Pick every line with "Neither" from the material below.

————————

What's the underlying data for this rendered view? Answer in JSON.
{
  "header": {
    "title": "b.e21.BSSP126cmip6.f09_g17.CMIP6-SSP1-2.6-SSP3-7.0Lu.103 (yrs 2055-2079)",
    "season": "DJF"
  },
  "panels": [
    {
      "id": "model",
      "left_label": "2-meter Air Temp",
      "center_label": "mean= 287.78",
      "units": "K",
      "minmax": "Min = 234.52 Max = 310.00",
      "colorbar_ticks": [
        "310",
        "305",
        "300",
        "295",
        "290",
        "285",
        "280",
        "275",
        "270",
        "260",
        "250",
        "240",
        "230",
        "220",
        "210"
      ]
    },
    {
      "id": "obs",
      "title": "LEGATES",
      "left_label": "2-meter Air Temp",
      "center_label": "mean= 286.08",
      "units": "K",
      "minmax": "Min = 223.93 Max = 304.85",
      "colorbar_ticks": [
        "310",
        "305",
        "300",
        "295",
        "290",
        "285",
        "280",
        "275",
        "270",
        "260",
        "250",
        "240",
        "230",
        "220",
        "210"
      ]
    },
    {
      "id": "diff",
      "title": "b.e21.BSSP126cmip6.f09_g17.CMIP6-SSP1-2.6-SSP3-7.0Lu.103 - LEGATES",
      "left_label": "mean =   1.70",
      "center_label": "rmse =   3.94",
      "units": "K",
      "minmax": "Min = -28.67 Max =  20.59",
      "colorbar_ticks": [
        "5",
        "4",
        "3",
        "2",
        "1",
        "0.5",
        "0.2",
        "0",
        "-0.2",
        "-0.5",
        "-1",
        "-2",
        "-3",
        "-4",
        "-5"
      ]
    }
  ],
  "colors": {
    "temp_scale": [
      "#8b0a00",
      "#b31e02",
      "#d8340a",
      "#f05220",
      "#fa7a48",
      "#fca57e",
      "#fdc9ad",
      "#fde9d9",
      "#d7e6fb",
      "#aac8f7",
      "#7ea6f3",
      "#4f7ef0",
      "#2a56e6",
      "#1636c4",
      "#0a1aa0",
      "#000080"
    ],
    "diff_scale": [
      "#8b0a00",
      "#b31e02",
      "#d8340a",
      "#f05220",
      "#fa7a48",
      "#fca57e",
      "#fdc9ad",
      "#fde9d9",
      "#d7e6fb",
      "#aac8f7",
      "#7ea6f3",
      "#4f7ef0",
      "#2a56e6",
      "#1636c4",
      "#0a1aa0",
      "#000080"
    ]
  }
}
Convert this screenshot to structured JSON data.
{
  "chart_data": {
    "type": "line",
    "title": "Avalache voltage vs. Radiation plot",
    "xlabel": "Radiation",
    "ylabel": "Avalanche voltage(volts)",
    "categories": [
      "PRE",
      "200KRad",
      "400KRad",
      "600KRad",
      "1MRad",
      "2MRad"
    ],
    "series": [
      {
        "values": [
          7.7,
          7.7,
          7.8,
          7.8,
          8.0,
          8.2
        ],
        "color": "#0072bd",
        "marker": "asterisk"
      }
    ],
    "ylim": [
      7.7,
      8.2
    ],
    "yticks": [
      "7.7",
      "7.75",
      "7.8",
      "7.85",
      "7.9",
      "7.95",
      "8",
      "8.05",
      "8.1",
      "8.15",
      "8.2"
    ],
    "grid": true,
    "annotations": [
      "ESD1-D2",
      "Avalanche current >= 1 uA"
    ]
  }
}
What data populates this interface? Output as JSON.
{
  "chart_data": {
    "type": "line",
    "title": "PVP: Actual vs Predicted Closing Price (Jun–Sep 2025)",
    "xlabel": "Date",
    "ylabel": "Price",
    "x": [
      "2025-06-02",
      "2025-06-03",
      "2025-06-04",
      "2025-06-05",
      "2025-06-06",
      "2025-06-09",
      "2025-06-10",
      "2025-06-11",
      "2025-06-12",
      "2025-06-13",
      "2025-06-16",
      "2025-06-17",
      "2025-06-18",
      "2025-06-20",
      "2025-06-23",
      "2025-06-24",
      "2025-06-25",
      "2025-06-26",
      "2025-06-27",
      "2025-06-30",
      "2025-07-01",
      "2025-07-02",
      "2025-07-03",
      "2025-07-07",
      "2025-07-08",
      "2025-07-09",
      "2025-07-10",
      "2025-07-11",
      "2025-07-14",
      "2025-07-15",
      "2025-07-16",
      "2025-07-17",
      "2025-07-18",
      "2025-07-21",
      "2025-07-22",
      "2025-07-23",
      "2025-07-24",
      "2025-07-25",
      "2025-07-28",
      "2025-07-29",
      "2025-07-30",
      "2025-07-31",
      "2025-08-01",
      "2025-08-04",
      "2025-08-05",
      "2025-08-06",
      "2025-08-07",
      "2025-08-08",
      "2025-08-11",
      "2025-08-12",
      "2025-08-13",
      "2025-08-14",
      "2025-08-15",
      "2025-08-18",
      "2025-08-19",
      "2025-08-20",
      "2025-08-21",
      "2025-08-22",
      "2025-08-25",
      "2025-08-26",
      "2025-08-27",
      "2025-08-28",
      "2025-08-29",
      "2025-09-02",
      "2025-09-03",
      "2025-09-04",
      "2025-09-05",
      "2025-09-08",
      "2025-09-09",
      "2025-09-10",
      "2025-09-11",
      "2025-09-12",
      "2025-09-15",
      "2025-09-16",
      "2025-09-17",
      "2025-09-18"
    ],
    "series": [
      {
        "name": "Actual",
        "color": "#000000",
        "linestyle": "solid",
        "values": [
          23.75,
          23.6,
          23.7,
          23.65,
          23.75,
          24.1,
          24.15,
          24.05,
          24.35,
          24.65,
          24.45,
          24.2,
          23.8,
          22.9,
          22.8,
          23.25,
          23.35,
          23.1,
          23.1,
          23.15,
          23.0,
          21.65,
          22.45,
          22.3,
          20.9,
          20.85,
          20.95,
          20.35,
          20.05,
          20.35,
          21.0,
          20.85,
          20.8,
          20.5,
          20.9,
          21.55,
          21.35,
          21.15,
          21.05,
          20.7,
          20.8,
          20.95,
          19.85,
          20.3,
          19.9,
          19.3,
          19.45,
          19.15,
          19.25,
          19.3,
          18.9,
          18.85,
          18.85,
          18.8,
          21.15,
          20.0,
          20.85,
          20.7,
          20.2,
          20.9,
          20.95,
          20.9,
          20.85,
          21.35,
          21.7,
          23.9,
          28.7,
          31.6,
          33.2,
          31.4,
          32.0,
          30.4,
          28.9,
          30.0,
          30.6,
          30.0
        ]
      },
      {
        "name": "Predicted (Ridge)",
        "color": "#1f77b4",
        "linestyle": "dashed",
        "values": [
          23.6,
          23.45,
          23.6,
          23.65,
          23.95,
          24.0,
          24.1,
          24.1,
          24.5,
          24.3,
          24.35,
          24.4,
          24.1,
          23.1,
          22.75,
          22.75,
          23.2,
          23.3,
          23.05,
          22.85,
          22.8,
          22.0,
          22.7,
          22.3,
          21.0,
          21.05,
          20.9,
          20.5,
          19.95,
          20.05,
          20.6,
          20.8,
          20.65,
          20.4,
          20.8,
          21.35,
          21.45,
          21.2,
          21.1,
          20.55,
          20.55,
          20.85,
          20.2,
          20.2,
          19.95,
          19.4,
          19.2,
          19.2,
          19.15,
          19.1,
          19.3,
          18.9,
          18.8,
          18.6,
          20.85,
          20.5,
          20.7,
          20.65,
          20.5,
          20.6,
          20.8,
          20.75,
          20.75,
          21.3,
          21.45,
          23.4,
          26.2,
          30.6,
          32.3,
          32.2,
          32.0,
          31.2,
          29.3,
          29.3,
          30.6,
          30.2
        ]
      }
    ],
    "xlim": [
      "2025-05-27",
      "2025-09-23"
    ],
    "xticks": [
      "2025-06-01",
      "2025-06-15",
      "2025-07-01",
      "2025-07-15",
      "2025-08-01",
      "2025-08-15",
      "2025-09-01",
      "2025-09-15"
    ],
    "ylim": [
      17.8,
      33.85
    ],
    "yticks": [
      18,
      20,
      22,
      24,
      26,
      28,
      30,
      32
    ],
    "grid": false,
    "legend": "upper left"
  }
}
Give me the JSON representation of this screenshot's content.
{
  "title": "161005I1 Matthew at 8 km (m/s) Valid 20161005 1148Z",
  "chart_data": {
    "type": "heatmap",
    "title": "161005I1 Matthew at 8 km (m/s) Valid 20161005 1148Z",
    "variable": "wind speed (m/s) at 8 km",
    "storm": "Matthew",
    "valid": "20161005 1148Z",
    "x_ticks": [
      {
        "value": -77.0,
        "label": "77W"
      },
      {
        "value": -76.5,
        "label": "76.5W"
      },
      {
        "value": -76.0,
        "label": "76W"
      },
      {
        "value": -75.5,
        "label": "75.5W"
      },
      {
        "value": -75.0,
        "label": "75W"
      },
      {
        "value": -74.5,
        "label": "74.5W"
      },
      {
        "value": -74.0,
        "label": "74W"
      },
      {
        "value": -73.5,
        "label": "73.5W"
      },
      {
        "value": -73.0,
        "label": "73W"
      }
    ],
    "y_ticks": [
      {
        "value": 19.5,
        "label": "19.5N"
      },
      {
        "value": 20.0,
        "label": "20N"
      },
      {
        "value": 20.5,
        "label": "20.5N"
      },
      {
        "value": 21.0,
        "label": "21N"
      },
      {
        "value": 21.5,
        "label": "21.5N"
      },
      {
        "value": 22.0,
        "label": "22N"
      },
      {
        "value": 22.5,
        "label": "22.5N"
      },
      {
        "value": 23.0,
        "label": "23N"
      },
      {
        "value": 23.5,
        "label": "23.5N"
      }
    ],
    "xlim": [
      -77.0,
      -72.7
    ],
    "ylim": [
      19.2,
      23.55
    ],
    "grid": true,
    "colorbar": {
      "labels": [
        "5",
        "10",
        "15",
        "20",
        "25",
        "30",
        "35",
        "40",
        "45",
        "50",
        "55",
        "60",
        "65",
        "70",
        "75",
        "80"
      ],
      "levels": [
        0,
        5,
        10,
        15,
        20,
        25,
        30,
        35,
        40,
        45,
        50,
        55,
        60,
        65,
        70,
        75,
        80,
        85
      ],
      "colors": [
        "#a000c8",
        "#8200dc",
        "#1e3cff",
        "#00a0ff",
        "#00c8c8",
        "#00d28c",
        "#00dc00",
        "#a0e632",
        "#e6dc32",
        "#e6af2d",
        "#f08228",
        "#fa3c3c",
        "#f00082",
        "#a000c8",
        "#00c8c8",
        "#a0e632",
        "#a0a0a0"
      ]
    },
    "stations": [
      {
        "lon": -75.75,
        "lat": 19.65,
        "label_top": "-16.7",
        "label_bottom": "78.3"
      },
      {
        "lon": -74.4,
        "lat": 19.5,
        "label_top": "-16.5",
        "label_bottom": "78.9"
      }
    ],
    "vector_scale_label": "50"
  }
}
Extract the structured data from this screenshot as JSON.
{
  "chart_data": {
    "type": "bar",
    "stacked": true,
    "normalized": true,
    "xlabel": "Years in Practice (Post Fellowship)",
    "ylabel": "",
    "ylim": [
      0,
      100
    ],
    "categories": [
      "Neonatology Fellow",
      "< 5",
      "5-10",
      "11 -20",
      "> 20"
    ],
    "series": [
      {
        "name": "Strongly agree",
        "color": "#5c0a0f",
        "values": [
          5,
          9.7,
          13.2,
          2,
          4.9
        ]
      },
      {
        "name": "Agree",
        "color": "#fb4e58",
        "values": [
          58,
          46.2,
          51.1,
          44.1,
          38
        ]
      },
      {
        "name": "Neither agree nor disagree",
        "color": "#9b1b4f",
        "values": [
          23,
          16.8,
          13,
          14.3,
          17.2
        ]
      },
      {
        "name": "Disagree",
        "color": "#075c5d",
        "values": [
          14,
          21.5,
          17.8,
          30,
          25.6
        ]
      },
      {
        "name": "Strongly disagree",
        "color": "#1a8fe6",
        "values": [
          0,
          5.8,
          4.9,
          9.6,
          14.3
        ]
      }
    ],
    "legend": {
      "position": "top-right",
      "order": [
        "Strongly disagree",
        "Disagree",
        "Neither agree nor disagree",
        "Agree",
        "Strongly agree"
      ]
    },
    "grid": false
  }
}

————————

◆ Written solution:
        "name": "Neither agree nor disagree",
        "Neither agree nor disagree",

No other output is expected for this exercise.